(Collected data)
================
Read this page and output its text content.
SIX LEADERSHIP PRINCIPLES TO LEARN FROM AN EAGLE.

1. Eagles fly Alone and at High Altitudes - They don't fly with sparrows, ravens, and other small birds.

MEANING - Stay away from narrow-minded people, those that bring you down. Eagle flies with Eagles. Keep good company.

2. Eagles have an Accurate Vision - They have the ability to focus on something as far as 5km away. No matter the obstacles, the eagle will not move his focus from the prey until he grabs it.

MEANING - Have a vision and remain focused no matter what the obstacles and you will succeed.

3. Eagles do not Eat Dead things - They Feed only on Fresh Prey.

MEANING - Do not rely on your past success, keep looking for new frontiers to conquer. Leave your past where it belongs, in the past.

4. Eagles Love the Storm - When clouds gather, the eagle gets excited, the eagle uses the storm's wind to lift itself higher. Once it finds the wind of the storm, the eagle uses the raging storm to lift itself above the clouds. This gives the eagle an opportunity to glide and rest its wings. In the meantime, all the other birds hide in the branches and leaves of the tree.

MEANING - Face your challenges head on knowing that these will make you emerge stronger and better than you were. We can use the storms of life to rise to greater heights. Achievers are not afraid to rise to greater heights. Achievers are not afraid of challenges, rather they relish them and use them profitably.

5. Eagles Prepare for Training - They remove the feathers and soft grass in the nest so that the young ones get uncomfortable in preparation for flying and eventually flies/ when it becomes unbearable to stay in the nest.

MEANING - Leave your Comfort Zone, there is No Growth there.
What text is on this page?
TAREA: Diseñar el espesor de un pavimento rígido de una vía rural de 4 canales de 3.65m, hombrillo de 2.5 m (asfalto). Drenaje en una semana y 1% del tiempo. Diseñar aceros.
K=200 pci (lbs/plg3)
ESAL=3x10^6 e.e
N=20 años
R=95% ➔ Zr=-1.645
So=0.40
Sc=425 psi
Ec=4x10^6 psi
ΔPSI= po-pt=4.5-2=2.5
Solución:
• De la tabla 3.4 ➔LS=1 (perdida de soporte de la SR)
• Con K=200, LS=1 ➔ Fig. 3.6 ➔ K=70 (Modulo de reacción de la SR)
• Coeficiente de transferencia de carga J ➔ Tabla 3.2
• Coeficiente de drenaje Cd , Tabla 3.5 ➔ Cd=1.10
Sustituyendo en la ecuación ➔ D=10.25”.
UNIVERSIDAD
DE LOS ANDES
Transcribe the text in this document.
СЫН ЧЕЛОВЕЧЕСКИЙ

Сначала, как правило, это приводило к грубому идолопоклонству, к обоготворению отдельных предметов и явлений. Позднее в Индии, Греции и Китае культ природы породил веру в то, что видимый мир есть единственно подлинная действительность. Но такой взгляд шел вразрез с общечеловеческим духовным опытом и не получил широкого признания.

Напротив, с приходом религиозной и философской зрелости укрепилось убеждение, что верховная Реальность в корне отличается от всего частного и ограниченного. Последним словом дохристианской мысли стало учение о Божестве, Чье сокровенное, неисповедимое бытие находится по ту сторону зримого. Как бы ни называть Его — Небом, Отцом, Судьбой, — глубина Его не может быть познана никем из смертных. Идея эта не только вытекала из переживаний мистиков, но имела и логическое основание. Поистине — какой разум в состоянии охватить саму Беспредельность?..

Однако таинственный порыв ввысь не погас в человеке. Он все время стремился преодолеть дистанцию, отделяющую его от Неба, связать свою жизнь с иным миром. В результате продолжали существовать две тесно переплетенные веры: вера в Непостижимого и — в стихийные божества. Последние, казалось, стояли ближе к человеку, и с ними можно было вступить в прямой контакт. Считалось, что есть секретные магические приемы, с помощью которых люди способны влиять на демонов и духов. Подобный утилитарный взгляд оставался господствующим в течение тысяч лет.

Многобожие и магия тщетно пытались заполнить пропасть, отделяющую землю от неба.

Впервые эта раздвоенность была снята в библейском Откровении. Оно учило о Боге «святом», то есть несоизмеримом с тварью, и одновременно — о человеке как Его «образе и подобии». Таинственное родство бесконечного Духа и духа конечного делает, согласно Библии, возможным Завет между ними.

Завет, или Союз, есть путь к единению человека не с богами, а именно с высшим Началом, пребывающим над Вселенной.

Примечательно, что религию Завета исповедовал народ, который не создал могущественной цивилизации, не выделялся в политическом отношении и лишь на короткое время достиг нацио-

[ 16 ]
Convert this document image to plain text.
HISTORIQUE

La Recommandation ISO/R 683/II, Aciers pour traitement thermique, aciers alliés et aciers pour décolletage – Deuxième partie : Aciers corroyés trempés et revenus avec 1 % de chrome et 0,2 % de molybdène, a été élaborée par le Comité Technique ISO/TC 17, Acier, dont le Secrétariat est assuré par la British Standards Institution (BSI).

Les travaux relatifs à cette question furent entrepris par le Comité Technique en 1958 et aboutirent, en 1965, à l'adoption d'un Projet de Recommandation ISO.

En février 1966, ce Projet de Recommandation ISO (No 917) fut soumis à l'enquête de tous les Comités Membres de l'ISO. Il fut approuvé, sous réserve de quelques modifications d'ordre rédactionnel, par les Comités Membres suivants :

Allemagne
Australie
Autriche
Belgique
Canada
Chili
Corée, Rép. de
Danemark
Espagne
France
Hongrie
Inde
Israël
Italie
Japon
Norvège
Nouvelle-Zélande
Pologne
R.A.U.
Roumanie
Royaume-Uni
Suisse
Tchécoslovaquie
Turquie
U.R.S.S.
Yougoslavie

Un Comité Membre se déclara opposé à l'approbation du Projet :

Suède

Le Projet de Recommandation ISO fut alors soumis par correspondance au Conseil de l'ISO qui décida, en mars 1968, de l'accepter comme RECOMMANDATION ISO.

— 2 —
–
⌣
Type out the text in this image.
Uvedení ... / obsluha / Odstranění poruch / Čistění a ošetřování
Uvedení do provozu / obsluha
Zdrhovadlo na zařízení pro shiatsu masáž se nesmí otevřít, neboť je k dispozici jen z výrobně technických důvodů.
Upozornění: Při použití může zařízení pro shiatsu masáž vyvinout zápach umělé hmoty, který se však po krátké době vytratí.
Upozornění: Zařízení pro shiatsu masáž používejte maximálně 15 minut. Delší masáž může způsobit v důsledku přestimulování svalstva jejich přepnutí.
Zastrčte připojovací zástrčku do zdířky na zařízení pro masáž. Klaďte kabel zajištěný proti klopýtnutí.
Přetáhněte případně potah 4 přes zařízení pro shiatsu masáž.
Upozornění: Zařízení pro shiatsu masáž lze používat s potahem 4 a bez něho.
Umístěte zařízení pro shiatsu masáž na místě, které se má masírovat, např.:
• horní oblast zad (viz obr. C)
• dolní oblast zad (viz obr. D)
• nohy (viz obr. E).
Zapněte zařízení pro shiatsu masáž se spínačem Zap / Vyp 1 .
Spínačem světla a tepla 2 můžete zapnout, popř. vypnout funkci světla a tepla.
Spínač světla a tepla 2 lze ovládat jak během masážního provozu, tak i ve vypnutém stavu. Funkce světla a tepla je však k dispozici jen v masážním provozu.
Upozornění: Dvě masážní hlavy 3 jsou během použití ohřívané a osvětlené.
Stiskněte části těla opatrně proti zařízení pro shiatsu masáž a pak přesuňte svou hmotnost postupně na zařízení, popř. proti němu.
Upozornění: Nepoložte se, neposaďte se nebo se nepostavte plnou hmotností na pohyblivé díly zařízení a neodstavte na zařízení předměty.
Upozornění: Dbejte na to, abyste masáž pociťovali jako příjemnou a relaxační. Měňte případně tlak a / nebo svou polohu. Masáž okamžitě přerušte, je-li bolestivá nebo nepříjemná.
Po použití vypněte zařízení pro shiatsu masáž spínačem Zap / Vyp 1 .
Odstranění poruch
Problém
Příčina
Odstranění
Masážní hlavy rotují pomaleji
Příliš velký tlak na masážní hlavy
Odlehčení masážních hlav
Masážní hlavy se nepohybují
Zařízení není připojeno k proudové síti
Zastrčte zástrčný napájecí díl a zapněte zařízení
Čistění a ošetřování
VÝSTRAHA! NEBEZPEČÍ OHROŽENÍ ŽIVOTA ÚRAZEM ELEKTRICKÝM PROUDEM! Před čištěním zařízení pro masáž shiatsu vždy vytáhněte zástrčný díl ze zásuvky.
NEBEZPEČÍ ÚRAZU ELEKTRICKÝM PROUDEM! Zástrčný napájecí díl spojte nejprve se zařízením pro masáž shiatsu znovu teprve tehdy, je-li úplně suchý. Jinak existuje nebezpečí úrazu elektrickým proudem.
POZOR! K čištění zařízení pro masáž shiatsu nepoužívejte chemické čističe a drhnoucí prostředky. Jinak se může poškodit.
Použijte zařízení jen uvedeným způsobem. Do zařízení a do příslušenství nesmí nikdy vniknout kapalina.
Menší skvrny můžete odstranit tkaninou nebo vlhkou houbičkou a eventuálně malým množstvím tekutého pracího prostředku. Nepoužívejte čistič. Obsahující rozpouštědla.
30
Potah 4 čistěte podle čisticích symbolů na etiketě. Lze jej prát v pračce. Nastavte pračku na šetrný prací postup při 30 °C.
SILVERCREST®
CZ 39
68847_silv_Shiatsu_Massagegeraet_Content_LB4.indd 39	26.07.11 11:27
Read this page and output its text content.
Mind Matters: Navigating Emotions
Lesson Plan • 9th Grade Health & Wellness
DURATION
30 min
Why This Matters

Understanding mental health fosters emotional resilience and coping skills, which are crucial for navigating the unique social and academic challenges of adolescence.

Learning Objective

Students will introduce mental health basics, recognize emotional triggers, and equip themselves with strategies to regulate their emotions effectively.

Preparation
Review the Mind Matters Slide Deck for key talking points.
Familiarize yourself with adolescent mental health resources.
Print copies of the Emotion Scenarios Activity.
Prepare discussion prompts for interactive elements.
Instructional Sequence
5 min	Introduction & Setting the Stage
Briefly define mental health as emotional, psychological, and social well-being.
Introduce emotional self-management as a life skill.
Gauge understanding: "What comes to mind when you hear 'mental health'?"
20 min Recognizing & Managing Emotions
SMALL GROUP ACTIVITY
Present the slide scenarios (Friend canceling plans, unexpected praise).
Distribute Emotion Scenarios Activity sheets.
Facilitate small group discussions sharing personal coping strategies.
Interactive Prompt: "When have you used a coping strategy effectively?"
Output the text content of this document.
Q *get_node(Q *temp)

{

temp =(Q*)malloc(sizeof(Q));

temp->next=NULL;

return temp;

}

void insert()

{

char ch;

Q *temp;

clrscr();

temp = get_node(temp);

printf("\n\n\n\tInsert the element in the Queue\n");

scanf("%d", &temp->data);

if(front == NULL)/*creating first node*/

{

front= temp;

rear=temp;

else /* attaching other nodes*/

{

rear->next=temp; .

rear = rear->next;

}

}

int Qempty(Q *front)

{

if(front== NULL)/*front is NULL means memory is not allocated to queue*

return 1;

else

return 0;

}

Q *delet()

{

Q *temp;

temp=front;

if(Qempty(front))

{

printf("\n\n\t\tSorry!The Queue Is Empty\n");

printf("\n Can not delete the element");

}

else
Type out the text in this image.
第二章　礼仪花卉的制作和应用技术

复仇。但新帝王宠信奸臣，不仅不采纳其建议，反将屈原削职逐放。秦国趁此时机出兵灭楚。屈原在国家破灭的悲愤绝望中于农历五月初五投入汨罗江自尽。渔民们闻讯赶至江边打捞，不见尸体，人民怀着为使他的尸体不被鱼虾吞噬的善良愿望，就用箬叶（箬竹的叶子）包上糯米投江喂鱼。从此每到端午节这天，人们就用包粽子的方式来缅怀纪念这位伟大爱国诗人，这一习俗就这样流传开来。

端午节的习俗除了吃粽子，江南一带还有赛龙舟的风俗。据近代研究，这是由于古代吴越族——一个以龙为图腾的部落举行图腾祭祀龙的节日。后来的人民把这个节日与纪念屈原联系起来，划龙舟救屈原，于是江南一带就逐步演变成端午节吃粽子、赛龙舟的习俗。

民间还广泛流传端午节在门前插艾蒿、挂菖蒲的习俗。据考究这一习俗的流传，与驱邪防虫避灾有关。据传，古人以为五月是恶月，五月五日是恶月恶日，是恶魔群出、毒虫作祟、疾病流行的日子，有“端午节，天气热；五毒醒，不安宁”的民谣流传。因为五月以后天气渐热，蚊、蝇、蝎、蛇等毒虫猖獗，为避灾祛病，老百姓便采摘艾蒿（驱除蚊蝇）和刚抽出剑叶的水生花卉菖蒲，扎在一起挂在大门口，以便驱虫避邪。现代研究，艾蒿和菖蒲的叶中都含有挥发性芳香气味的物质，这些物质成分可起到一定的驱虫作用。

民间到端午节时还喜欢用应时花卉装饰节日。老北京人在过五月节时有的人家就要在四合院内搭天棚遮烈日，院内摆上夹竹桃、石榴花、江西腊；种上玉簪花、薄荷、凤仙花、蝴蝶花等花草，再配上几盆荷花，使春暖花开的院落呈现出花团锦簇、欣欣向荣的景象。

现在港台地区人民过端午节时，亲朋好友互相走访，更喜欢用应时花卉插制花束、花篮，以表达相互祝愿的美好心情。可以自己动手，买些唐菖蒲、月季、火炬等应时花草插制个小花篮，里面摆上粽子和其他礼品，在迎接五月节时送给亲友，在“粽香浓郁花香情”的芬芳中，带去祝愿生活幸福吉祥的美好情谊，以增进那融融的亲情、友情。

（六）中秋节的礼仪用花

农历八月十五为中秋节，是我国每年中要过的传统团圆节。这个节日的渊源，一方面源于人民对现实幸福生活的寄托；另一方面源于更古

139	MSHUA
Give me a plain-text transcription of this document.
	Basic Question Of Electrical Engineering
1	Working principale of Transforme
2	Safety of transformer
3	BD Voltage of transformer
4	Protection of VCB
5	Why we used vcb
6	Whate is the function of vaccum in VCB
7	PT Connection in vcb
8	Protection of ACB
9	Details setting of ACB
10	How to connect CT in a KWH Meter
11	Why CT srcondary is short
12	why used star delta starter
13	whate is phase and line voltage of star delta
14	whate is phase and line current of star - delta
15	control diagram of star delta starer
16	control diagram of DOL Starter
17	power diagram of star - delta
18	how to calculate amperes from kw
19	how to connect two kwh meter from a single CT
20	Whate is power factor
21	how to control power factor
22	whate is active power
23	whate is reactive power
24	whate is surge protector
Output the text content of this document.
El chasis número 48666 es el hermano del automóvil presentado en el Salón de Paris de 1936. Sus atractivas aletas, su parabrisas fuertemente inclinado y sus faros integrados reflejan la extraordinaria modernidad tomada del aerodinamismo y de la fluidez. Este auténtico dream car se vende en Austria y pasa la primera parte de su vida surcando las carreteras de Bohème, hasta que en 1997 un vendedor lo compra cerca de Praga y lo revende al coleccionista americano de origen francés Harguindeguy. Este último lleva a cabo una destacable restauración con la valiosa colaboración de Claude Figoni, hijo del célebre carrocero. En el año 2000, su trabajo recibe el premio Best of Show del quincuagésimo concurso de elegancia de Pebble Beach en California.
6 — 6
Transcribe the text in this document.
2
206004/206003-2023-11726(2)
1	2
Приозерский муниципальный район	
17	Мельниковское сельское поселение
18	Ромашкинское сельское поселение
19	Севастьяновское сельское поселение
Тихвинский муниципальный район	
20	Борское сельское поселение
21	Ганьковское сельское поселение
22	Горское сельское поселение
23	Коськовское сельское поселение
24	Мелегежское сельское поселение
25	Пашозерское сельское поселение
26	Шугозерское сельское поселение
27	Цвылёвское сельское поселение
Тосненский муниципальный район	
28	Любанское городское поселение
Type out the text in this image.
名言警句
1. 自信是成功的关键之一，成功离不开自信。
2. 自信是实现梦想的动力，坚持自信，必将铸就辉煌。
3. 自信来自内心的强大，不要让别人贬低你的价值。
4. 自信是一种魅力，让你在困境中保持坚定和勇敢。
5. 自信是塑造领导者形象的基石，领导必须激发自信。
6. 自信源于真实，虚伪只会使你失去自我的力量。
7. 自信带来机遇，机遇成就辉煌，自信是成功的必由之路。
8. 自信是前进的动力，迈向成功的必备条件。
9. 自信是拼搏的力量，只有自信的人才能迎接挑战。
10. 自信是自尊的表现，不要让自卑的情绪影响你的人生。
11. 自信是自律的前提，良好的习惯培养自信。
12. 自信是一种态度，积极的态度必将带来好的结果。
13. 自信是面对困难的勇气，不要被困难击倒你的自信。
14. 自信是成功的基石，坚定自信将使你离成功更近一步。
================
_Short problem_: Count the lines in the records above that contain the word "popř", and give only the number.

_Written response_: 2